[Dataset items]
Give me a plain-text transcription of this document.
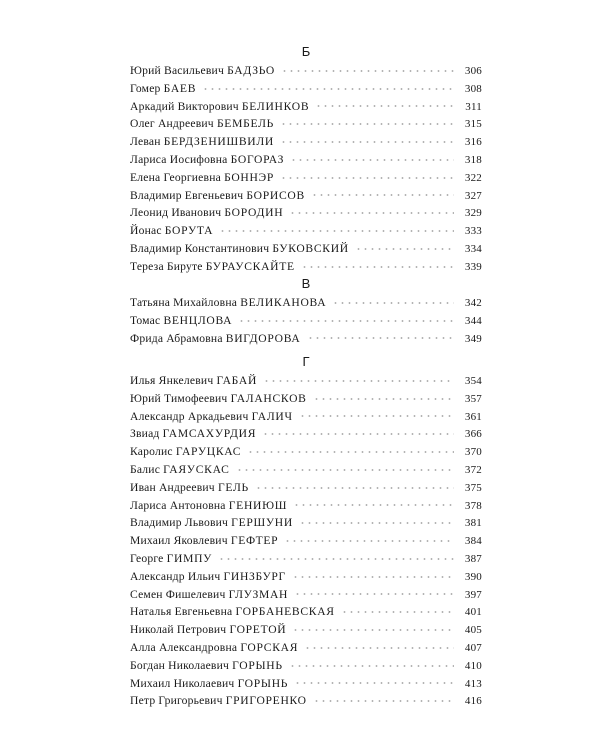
Б
Юрий Васильевич БАДЗЬО	306
Гомер БАЕВ	308
Аркадий Викторович БЕЛИНКОВ	311
Олег Андреевич БЕМБЕЛЬ	315
Леван БЕРДЗЕНИШВИЛИ	316
Лариса Иосифовна БОГОРАЗ	318
Елена Георгиевна БОННЭР	322
Владимир Евгеньевич БОРИСОВ	327
Леонид Иванович БОРОДИН	329
Йонас БОРУТА	333
Владимир Константинович БУКОВСКИЙ	334
Тереза Бируте БУРАУСКАЙТЕ	339
В
Татьяна Михайловна ВЕЛИКАНОВА	342
Томас ВЕНЦЛОВА	344
Фрида Абрамовна ВИГДОРОВА	349
Г
Илья Янкелевич ГАБАЙ	354
Юрий Тимофеевич ГАЛАНСКОВ	357
Александр Аркадьевич ГАЛИЧ	361
Звиад ГАМСАХУРДИЯ	366
Каролис ГАРУЦКАС	370
Балис ГАЯУСКАС	372
Иван Андреевич ГЕЛЬ	375
Лариса Антоновна ГЕНИЮШ	378
Владимир Львович ГЕРШУНИ	381
Михаил Яковлевич ГЕФТЕР	384
Георге ГИМПУ	387
Александр Ильич ГИНЗБУРГ	390
Семен Фишелевич ГЛУЗМАН	397
Наталья Евгеньевна ГОРБАНЕВСКАЯ	401
Николай Петрович ГОРЕТОЙ	405
Алла Александровна ГОРСКАЯ	407
Богдан Николаевич ГОРЫНЬ	410
Михаил Николаевич ГОРЫНЬ	413
Петр Григорьевич ГРИГОРЕНКО	416
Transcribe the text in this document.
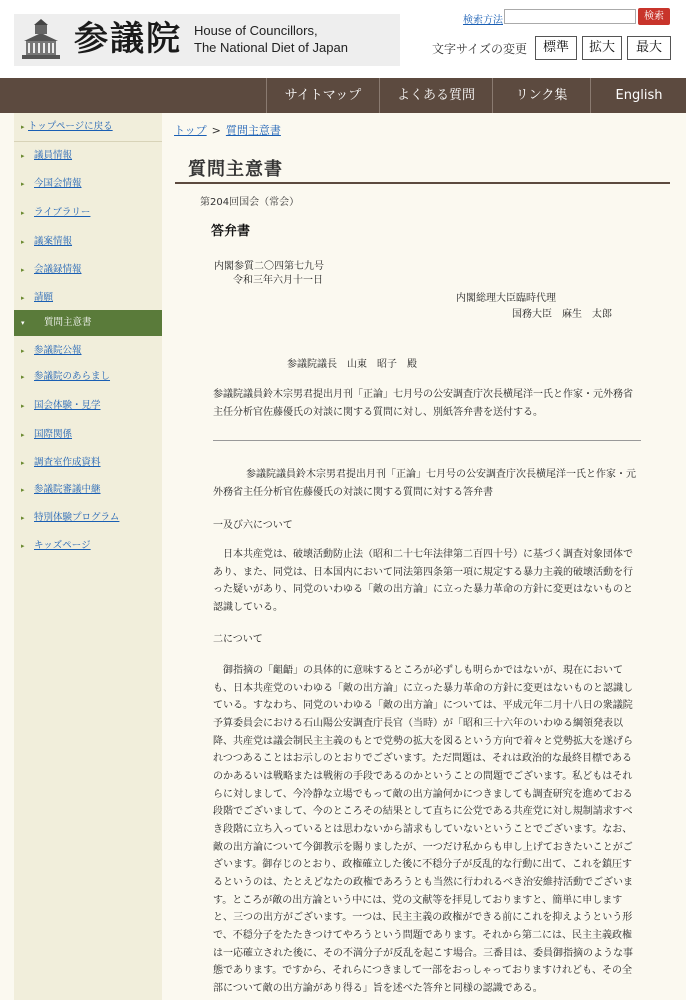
参議院 House of Councillors,
The National Diet of Japan
検索方法	検索
文字サイズの変更	標準	拡大	最大
サイトマップ	よくある質問	リンク集	English
▸ トップページに戻る
▸ 議員情報
▸ 今国会情報
▸ ライブラリー
▸ 議案情報
▸ 会議録情報
▸ 請願
▾ 質問主意書
▸ 参議院公報
▸ 参議院のあらまし
▸ 国会体験・見学
▸ 国際関係
▸ 調査室作成資料
▸ 参議院審議中継
▸ 特別体験プログラム
▸ キッズページ
トップ > 質問主意書
質問主意書
第204回国会（常会）
答弁書
内閣参質二〇四第七九号
令和三年六月十一日
内閣総理大臣臨時代理
国務大臣　麻生　太郎
参議院議長　山東　昭子　殿
参議院議員鈴木宗男君提出月刊「正論」七月号の公安調査庁次長横尾洋一氏と作家・元外務省主任分析官佐藤優氏の対談に関する質問に対し、別紙答弁書を送付する。
参議院議員鈴木宗男君提出月刊「正論」七月号の公安調査庁次長横尾洋一氏と作家・元外務省主任分析官佐藤優氏の対談に関する質問に対する答弁書
一及び六について
日本共産党は、破壊活動防止法（昭和二十七年法律第二百四十号）に基づく調査対象団体であり、また、同党は、日本国内において同法第四条第一項に規定する暴力主義的破壊活動を行った疑いがあり、同党のいわゆる「敵の出方論」に立った暴力革命の方針に変更はないものと認識している。
二について
御指摘の「齟齬」の具体的に意味するところが必ずしも明らかではないが、現在においても、日本共産党のいわゆる「敵の出方論」に立った暴力革命の方針に変更はないものと認識している。すなわち、同党のいわゆる「敵の出方論」については、平成元年二月十八日の衆議院予算委員会における石山陽公安調査庁長官（当時）が「昭和三十六年のいわゆる綱領発表以降、共産党は議会制民主主義のもとで党勢の拡大を図るという方向で着々と党勢拡大を遂げられつつあることはお示しのとおりでございます。ただ問題は、それは政治的な最終目標であるのかあるいは戦略または戦術の手段であるのかということの問題でございます。私どもはそれらに対しまして、今冷静な立場でもって敵の出方論何かにつきましても調査研究を進めておる段階でございまして、今のところその結果として直ちに公党である共産党に対し規制請求すべき段階に立ち入っているとは思わないから請求もしていないということでございます。なお、敵の出方論について今御教示を賜りましたが、一つだけ私からも申し上げておきたいことがございます。御存じのとおり、政権確立した後に不穏分子が反乱的な行動に出て、これを鎮圧するというのは、たとえどなたの政権であろうとも当然に行われるべき治安維持活動でございます。ところが敵の出方論という中には、党の文献等を拝見しておりますと、簡単に申しますと、三つの出方がございます。一つは、民主主義の政権ができる前にこれを抑えようという形で、不穏分子をたたきつけてやろうという問題であります。それから第二には、民主主義政権は一応確立された後に、その不満分子が反乱を起こす場合。三番目は、委員御指摘のような事態であります。ですから、それらにつきまして一部をおっしゃっておりますけれども、その全部について敵の出方論があり得る」旨を述べた答弁と同様の認識である。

◆ Exercise aim: Every line of the listing that holds "document" is to be counted; give only the resulting number.

◆ Exercise solution: 2